Aim: Copy each of the entries below faithfully, setting aside any pictures.

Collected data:
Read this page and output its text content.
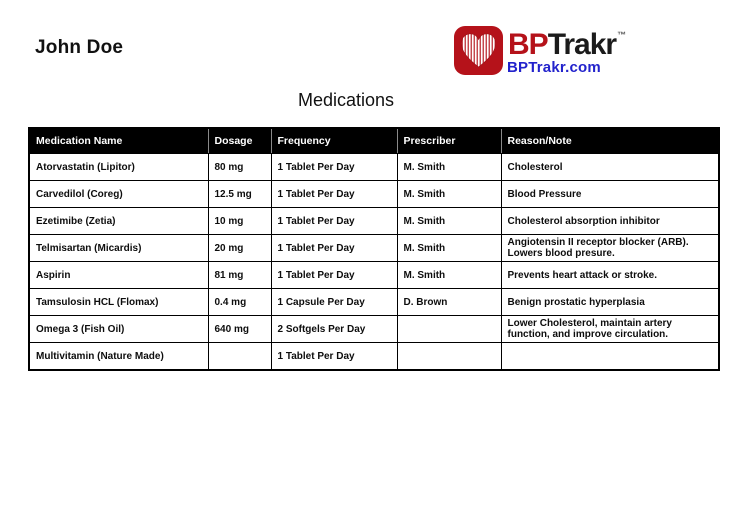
John Doe	BPTrakr™
BPTrakr.com
Medications
Medication Name	Dosage	Frequency	Prescriber	Reason/Note
Atorvastatin (Lipitor)	80 mg	1 Tablet Per Day	M. Smith	Cholesterol
Carvedilol (Coreg)	12.5 mg	1 Tablet Per Day	M. Smith	Blood Pressure
Ezetimibe (Zetia)	10 mg	1 Tablet Per Day	M. Smith	Cholesterol absorption inhibitor
Telmisartan (Micardis)	20 mg	1 Tablet Per Day	M. Smith	Angiotensin II receptor blocker (ARB). Lowers blood presure.
Aspirin	81 mg	1 Tablet Per Day	M. Smith	Prevents heart attack or stroke.
Tamsulosin HCL (Flomax)	0.4 mg	1 Capsule Per Day	D. Brown	Benign prostatic hyperplasia
Omega 3 (Fish Oil)	640 mg	2 Softgels Per Day		Lower Cholesterol, maintain artery function, and improve circulation.
Multivitamin (Nature Made)		1 Tablet Per Day		
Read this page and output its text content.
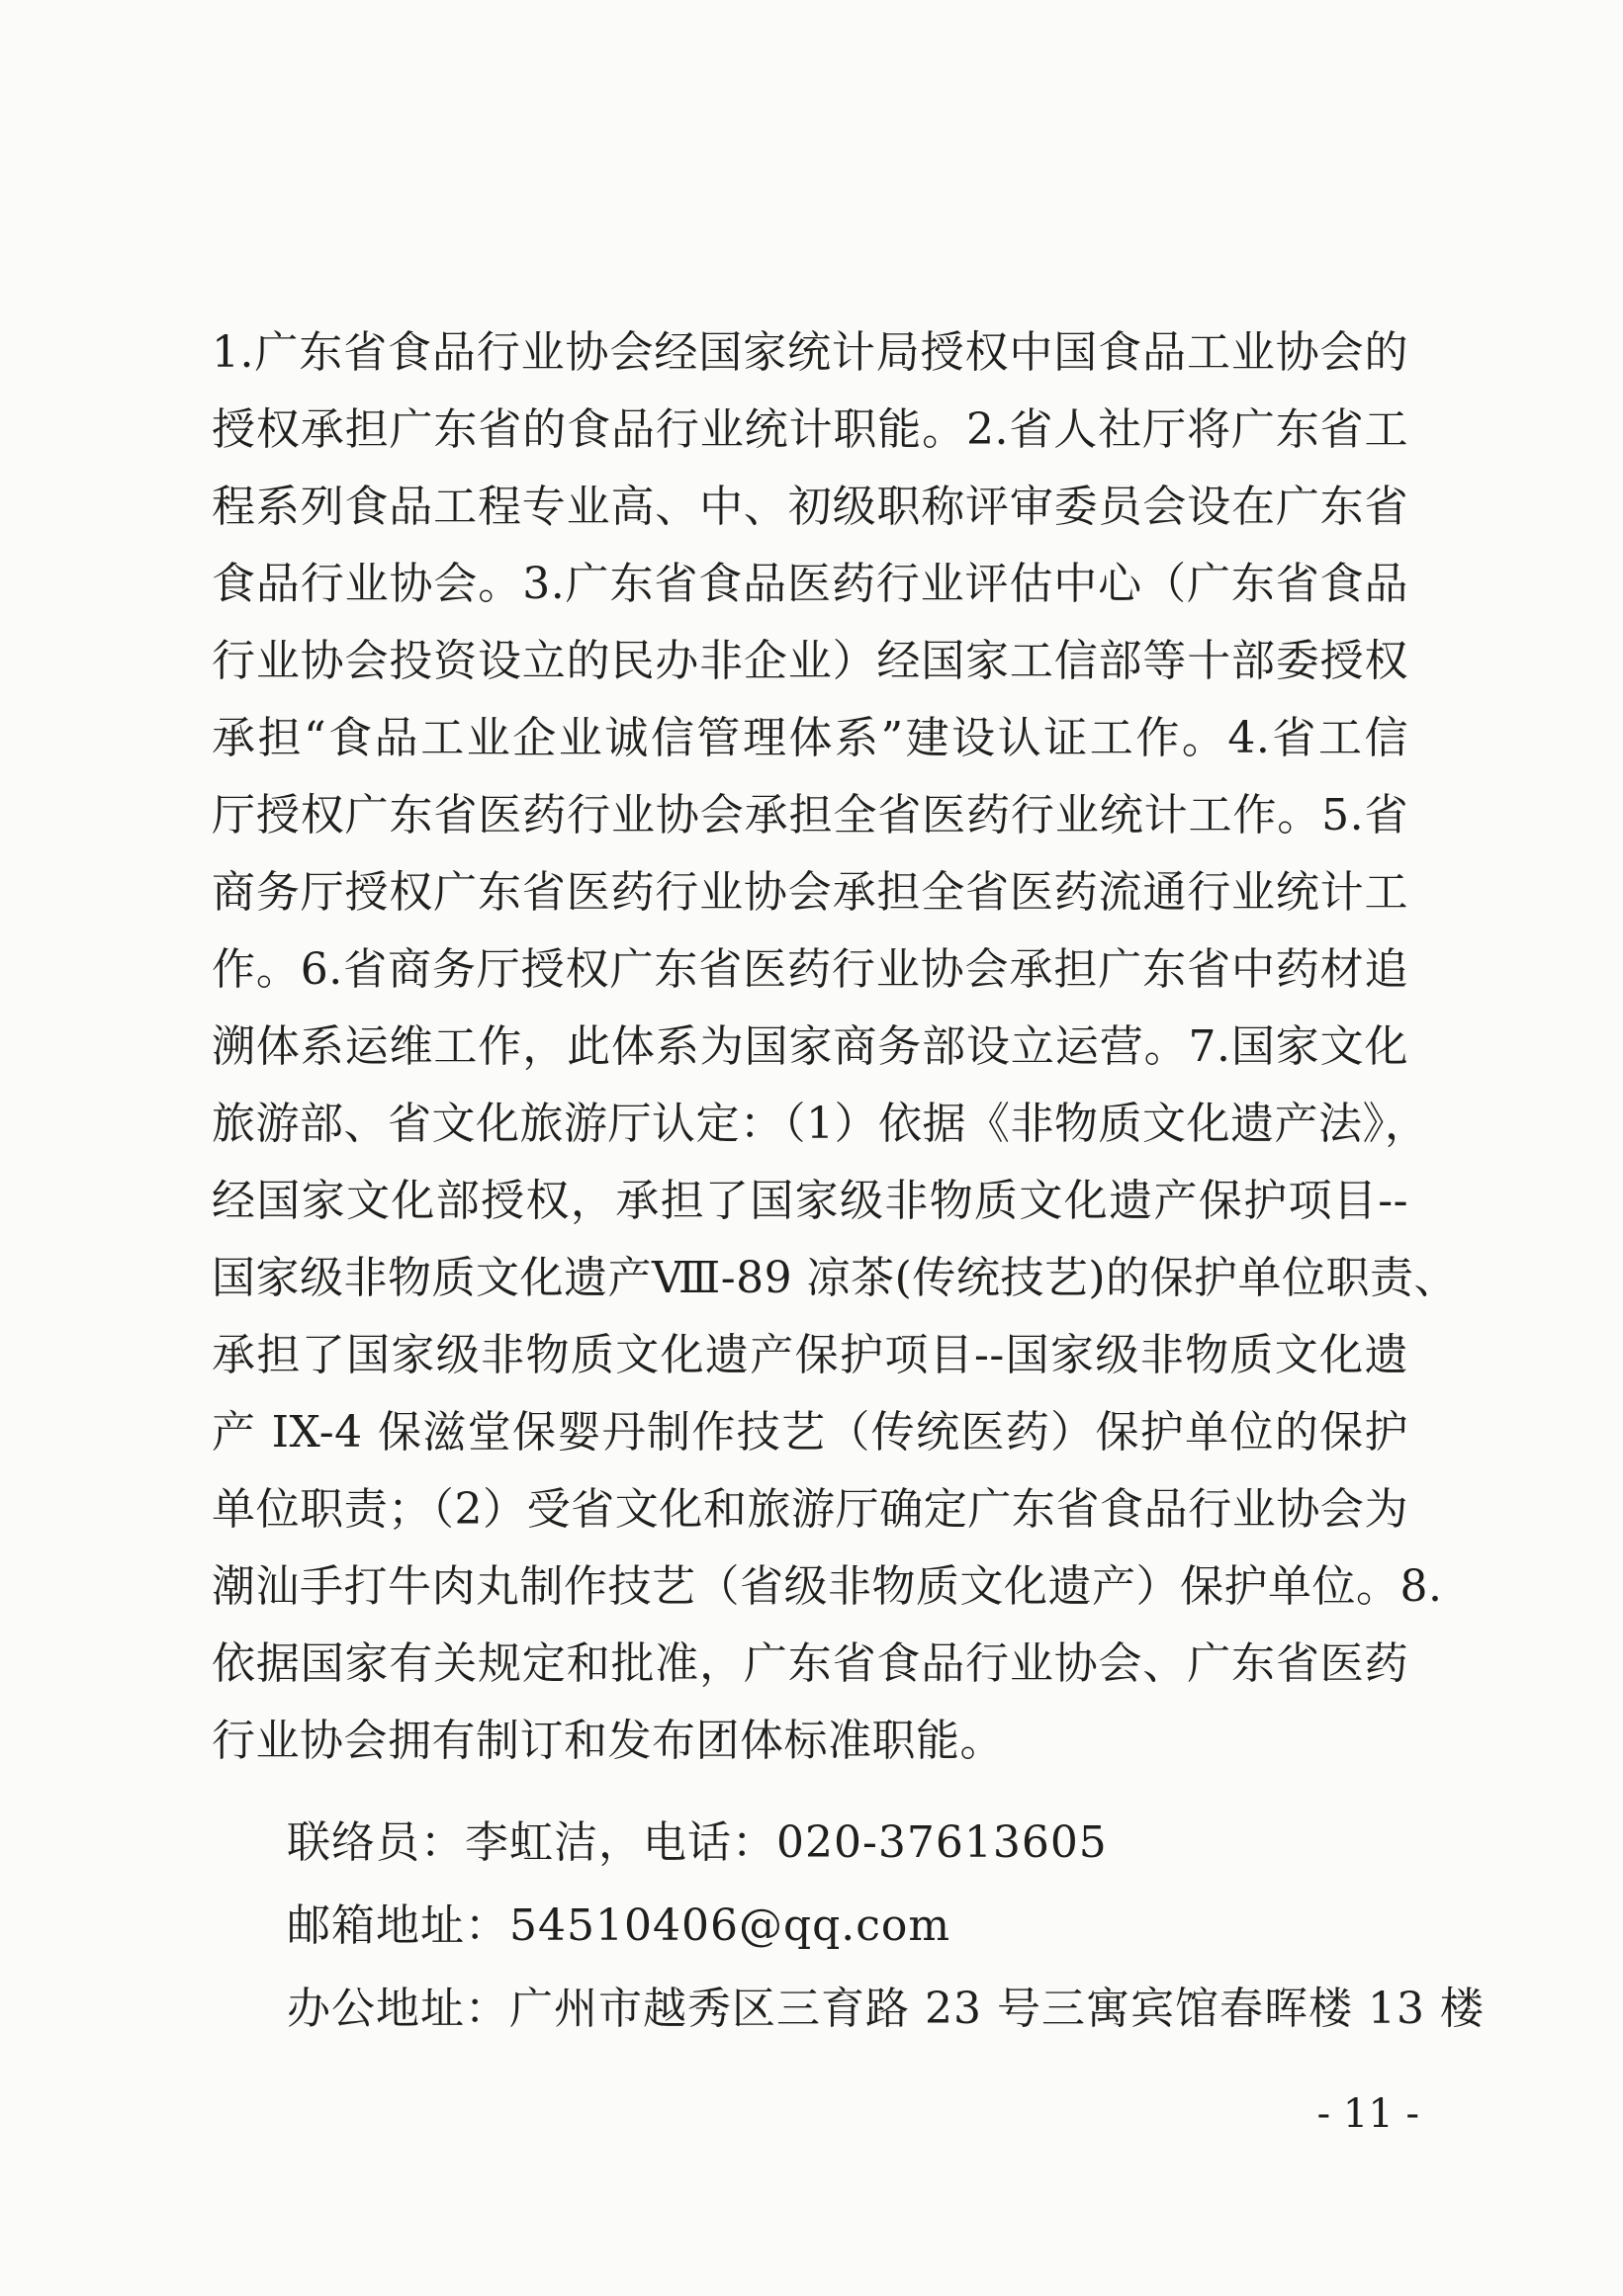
1.广东省食品行业协会经国家统计局授权中国食品工业协会的
授权承担广东省的食品行业统计职能。2.省人社厅将广东省工
程系列食品工程专业高、中、初级职称评审委员会设在广东省
食品行业协会。3.广东省食品医药行业评估中心（广东省食品
行业协会投资设立的民办非企业）经国家工信部等十部委授权
承担“食品工业企业诚信管理体系”建设认证工作。4.省工信
厅授权广东省医药行业协会承担全省医药行业统计工作。5.省
商务厅授权广东省医药行业协会承担全省医药流通行业统计工
作。6.省商务厅授权广东省医药行业协会承担广东省中药材追
溯体系运维工作，此体系为国家商务部设立运营。7.国家文化
旅游部、省文化旅游厅认定：（1）依据《非物质文化遗产法》，
经国家文化部授权，承担了国家级非物质文化遗产保护项目--
国家级非物质文化遗产Ⅷ-89 凉茶(传统技艺)的保护单位职责、
承担了国家级非物质文化遗产保护项目--国家级非物质文化遗
产 IX-4 保滋堂保婴丹制作技艺（传统医药）保护单位的保护
单位职责；（2）受省文化和旅游厅确定广东省食品行业协会为
潮汕手打牛肉丸制作技艺（省级非物质文化遗产）保护单位。8.
依据国家有关规定和批准，广东省食品行业协会、广东省医药
行业协会拥有制订和发布团体标准职能。
联络员：李虹洁，电话：020-37613605
邮箱地址：54510406@qq.com
办公地址：广州市越秀区三育路 23 号三寓宾馆春晖楼 13 楼
- 11 -
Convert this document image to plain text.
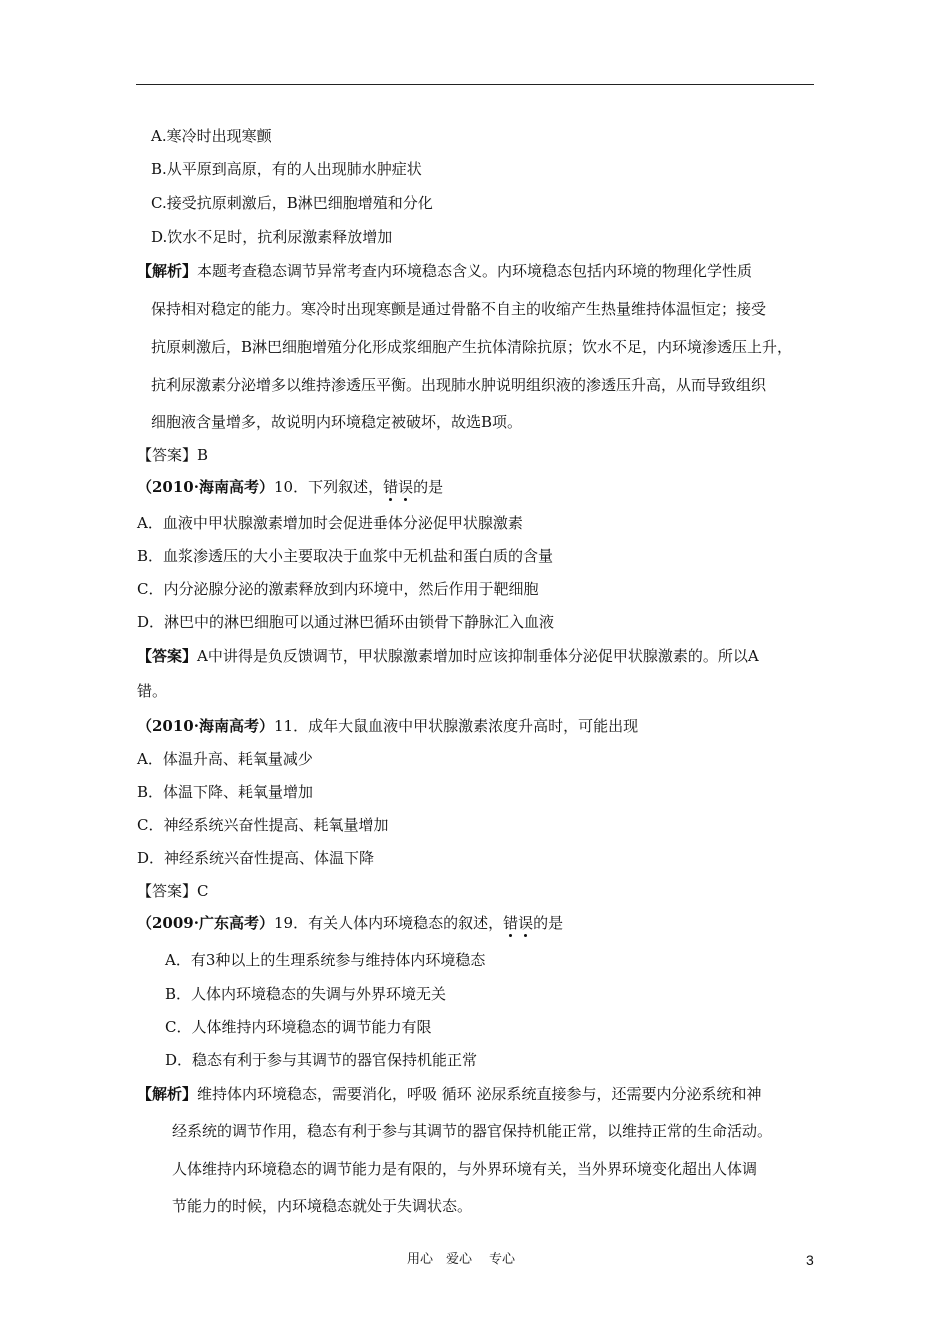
A.寒冷时出现寒颤
B.从平原到高原，有的人出现肺水肿症状
C.接受抗原刺激后，B淋巴细胞增殖和分化
D.饮水不足时，抗利尿激素释放增加
【解析】本题考查稳态调节异常考查内环境稳态含义。内环境稳态包括内环境的物理化学性质
保持相对稳定的能力。寒冷时出现寒颤是通过骨骼不自主的收缩产生热量维持体温恒定；接受
抗原刺激后，B淋巴细胞增殖分化形成浆细胞产生抗体清除抗原；饮水不足，内环境渗透压上升，
抗利尿激素分泌增多以维持渗透压平衡。出现肺水肿说明组织液的渗透压升高，从而导致组织
细胞液含量增多，故说明内环境稳定被破坏，故选B项。
【答案】B
（2010·海南高考）10．下列叙述，错误的是
A．血液中甲状腺激素增加时会促进垂体分泌促甲状腺激素
B．血浆渗透压的大小主要取决于血浆中无机盐和蛋白质的含量
C．内分泌腺分泌的激素释放到内环境中，然后作用于靶细胞
D．淋巴中的淋巴细胞可以通过淋巴循环由锁骨下静脉汇入血液
【答案】A中讲得是负反馈调节，甲状腺激素增加时应该抑制垂体分泌促甲状腺激素的。所以A
错。
（2010·海南高考）11．成年大鼠血液中甲状腺激素浓度升高时，可能出现
A．体温升高、耗氧量减少
B．体温下降、耗氧量增加
C．神经系统兴奋性提高、耗氧量增加
D．神经系统兴奋性提高、体温下降
【答案】C
（2009·广东高考）19．有关人体内环境稳态的叙述，错误的是
A．有3种以上的生理系统参与维持体内环境稳态
B．人体内环境稳态的失调与外界环境无关
C．人体维持内环境稳态的调节能力有限
D．稳态有利于参与其调节的器官保持机能正常
【解析】维持体内环境稳态，需要消化，呼吸 循环 泌尿系统直接参与，还需要内分泌系统和神
经系统的调节作用，稳态有利于参与其调节的器官保持机能正常，以维持正常的生命活动。
人体维持内环境稳态的调节能力是有限的，与外界环境有关，当外界环境变化超出人体调
节能力的时候，内环境稳态就处于失调状态。
用心 爱心 专心	3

Answer to the task:
Read this page and output its text content.
John Doe	BPTrakr™
BPTrakr.com
Medications
Medication Name	Dosage	Frequency	Prescriber	Reason/Note
Atorvastatin (Lipitor)	80 mg	1 Tablet Per Day	M. Smith	Cholesterol
Carvedilol (Coreg)	12.5 mg	1 Tablet Per Day	M. Smith	Blood Pressure
Ezetimibe (Zetia)	10 mg	1 Tablet Per Day	M. Smith	Cholesterol absorption inhibitor
Telmisartan (Micardis)	20 mg	1 Tablet Per Day	M. Smith	Angiotensin II receptor blocker (ARB). Lowers blood presure.
Aspirin	81 mg	1 Tablet Per Day	M. Smith	Prevents heart attack or stroke.
Tamsulosin HCL (Flomax)	0.4 mg	1 Capsule Per Day	D. Brown	Benign prostatic hyperplasia
Omega 3 (Fish Oil)	640 mg	2 Softgels Per Day		Lower Cholesterol, maintain artery function, and improve circulation.
Multivitamin (Nature Made)		1 Tablet Per Day		
Read this page and output its text content.
1.广东省食品行业协会经国家统计局授权中国食品工业协会的
授权承担广东省的食品行业统计职能。2.省人社厅将广东省工
程系列食品工程专业高、中、初级职称评审委员会设在广东省
食品行业协会。3.广东省食品医药行业评估中心（广东省食品
行业协会投资设立的民办非企业）经国家工信部等十部委授权
承担“食品工业企业诚信管理体系”建设认证工作。4.省工信
厅授权广东省医药行业协会承担全省医药行业统计工作。5.省
商务厅授权广东省医药行业协会承担全省医药流通行业统计工
作。6.省商务厅授权广东省医药行业协会承担广东省中药材追
溯体系运维工作，此体系为国家商务部设立运营。7.国家文化
旅游部、省文化旅游厅认定：（1）依据《非物质文化遗产法》，
经国家文化部授权，承担了国家级非物质文化遗产保护项目--
国家级非物质文化遗产Ⅷ-89 凉茶(传统技艺)的保护单位职责、
承担了国家级非物质文化遗产保护项目--国家级非物质文化遗
产 IX-4 保滋堂保婴丹制作技艺（传统医药）保护单位的保护
单位职责；（2）受省文化和旅游厅确定广东省食品行业协会为
潮汕手打牛肉丸制作技艺（省级非物质文化遗产）保护单位。8.
依据国家有关规定和批准，广东省食品行业协会、广东省医药
行业协会拥有制订和发布团体标准职能。
联络员：李虹洁，电话：020-37613605
邮箱地址：54510406@qq.com
办公地址：广州市越秀区三育路 23 号三寓宾馆春晖楼 13 楼
- 11 -
Convert this document image to plain text.
A.寒冷时出现寒颤
B.从平原到高原，有的人出现肺水肿症状
C.接受抗原刺激后，B淋巴细胞增殖和分化
D.饮水不足时，抗利尿激素释放增加
【解析】本题考查稳态调节异常考查内环境稳态含义。内环境稳态包括内环境的物理化学性质
保持相对稳定的能力。寒冷时出现寒颤是通过骨骼不自主的收缩产生热量维持体温恒定；接受
抗原刺激后，B淋巴细胞增殖分化形成浆细胞产生抗体清除抗原；饮水不足，内环境渗透压上升，
抗利尿激素分泌增多以维持渗透压平衡。出现肺水肿说明组织液的渗透压升高，从而导致组织
细胞液含量增多，故说明内环境稳定被破坏，故选B项。
【答案】B
（2010·海南高考）10．下列叙述，错误的是
A．血液中甲状腺激素增加时会促进垂体分泌促甲状腺激素
B．血浆渗透压的大小主要取决于血浆中无机盐和蛋白质的含量
C．内分泌腺分泌的激素释放到内环境中，然后作用于靶细胞
D．淋巴中的淋巴细胞可以通过淋巴循环由锁骨下静脉汇入血液
【答案】A中讲得是负反馈调节，甲状腺激素增加时应该抑制垂体分泌促甲状腺激素的。所以A
错。
（2010·海南高考）11．成年大鼠血液中甲状腺激素浓度升高时，可能出现
A．体温升高、耗氧量减少
B．体温下降、耗氧量增加
C．神经系统兴奋性提高、耗氧量增加
D．神经系统兴奋性提高、体温下降
【答案】C
（2009·广东高考）19．有关人体内环境稳态的叙述，错误的是
A．有3种以上的生理系统参与维持体内环境稳态
B．人体内环境稳态的失调与外界环境无关
C．人体维持内环境稳态的调节能力有限
D．稳态有利于参与其调节的器官保持机能正常
【解析】维持体内环境稳态，需要消化，呼吸 循环 泌尿系统直接参与，还需要内分泌系统和神
经系统的调节作用，稳态有利于参与其调节的器官保持机能正常，以维持正常的生命活动。
人体维持内环境稳态的调节能力是有限的，与外界环境有关，当外界环境变化超出人体调
节能力的时候，内环境稳态就处于失调状态。
用心 爱心 专心	3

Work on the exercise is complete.